WRITTEN REQUEST: Give the data again, word for word.

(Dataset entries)
[START]

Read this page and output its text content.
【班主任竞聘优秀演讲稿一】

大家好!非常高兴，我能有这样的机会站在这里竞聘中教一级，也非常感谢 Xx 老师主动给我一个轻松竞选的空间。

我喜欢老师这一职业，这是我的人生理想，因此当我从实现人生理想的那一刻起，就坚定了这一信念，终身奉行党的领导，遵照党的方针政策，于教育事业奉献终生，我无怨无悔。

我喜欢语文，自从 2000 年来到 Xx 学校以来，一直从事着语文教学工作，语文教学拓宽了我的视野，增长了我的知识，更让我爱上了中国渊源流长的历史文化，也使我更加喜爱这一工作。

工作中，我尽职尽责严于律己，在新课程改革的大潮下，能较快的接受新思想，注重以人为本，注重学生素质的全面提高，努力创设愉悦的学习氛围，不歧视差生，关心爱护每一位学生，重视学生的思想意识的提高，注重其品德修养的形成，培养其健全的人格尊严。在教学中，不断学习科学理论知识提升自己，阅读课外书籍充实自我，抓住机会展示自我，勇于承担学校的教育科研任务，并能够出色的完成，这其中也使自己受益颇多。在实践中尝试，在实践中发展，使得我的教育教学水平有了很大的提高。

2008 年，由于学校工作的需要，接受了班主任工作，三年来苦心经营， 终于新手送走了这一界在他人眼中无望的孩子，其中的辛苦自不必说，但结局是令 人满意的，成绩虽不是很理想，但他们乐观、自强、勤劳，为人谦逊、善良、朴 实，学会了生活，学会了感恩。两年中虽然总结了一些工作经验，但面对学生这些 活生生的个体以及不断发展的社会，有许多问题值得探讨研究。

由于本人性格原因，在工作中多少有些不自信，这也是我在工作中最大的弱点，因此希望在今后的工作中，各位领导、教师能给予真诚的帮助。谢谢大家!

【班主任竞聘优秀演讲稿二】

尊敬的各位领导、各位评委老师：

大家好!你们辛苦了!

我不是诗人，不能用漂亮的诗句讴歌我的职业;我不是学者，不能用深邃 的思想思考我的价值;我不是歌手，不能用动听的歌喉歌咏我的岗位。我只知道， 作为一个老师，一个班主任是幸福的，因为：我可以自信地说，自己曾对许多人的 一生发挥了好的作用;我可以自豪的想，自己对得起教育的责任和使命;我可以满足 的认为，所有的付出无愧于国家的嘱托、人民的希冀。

[END]

COMPLETED TASK:
Read this page and output its text content.
【班主任竞聘优秀演讲稿一】

大家好!非常高兴，我能有这样的机会站在这里竞聘中教一级，也非常感谢 Xx 老师主动给我一个轻松竞选的空间。

我喜欢老师这一职业，这是我的人生理想，因此当我从实现人生理想的那一刻起，就坚定了这一信念，终身奉行党的领导，遵照党的方针政策，于教育事业奉献终生，我无怨无悔。

我喜欢语文，自从 2000 年来到 Xx 学校以来，一直从事着语文教学工作，语文教学拓宽了我的视野，增长了我的知识，更让我爱上了中国渊源流长的历史文化，也使我更加喜爱这一工作。

工作中，我尽职尽责严于律己，在新课程改革的大潮下，能较快的接受新思想，注重以人为本，注重学生素质的全面提高，努力创设愉悦的学习氛围，不歧视差生，关心爱护每一位学生，重视学生的思想意识的提高，注重其品德修养的形成，培养其健全的人格尊严。在教学中，不断学习科学理论知识提升自己，阅读课外书籍充实自我，抓住机会展示自我，勇于承担学校的教育科研任务，并能够出色的完成，这其中也使自己受益颇多。在实践中尝试，在实践中发展，使得我的教育教学水平有了很大的提高。

2008 年，由于学校工作的需要，接受了班主任工作，三年来苦心经营， 终于新手送走了这一界在他人眼中无望的孩子，其中的辛苦自不必说，但结局是令 人满意的，成绩虽不是很理想，但他们乐观、自强、勤劳，为人谦逊、善良、朴 实，学会了生活，学会了感恩。两年中虽然总结了一些工作经验，但面对学生这些 活生生的个体以及不断发展的社会，有许多问题值得探讨研究。

由于本人性格原因，在工作中多少有些不自信，这也是我在工作中最大的弱点，因此希望在今后的工作中，各位领导、教师能给予真诚的帮助。谢谢大家!

【班主任竞聘优秀演讲稿二】

尊敬的各位领导、各位评委老师：

大家好!你们辛苦了!

我不是诗人，不能用漂亮的诗句讴歌我的职业;我不是学者，不能用深邃 的思想思考我的价值;我不是歌手，不能用动听的歌喉歌咏我的岗位。我只知道， 作为一个老师，一个班主任是幸福的，因为：我可以自信地说，自己曾对许多人的 一生发挥了好的作用;我可以自豪的想，自己对得起教育的责任和使命;我可以满足 的认为，所有的付出无愧于国家的嘱托、人民的希冀。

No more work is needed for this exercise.